Start of SUPPLIED RECORDS

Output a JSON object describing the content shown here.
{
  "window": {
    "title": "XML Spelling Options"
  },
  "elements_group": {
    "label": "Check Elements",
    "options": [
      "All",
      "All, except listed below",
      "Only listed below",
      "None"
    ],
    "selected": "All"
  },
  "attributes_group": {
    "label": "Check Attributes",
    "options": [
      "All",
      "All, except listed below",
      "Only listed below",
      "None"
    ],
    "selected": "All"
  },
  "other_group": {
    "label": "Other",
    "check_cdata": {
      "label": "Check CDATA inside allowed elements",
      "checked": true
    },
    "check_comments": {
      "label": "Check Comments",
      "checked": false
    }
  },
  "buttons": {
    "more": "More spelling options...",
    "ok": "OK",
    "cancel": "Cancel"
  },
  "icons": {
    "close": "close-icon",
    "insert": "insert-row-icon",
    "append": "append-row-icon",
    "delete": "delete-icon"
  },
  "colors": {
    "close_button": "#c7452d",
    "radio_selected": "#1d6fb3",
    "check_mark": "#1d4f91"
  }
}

End of SUPPLIED RECORDS

The records above must be output exactly, in full.

Output a JSON object describing the content shown here.
{
  "window": {
    "title": "XML Spelling Options"
  },
  "elements_group": {
    "label": "Check Elements",
    "options": [
      "All",
      "All, except listed below",
      "Only listed below",
      "None"
    ],
    "selected": "All"
  },
  "attributes_group": {
    "label": "Check Attributes",
    "options": [
      "All",
      "All, except listed below",
      "Only listed below",
      "None"
    ],
    "selected": "All"
  },
  "other_group": {
    "label": "Other",
    "check_cdata": {
      "label": "Check CDATA inside allowed elements",
      "checked": true
    },
    "check_comments": {
      "label": "Check Comments",
      "checked": false
    }
  },
  "buttons": {
    "more": "More spelling options...",
    "ok": "OK",
    "cancel": "Cancel"
  },
  "icons": {
    "close": "close-icon",
    "insert": "insert-row-icon",
    "append": "append-row-icon",
    "delete": "delete-icon"
  },
  "colors": {
    "close_button": "#c7452d",
    "radio_selected": "#1d6fb3",
    "check_mark": "#1d4f91"
  }
}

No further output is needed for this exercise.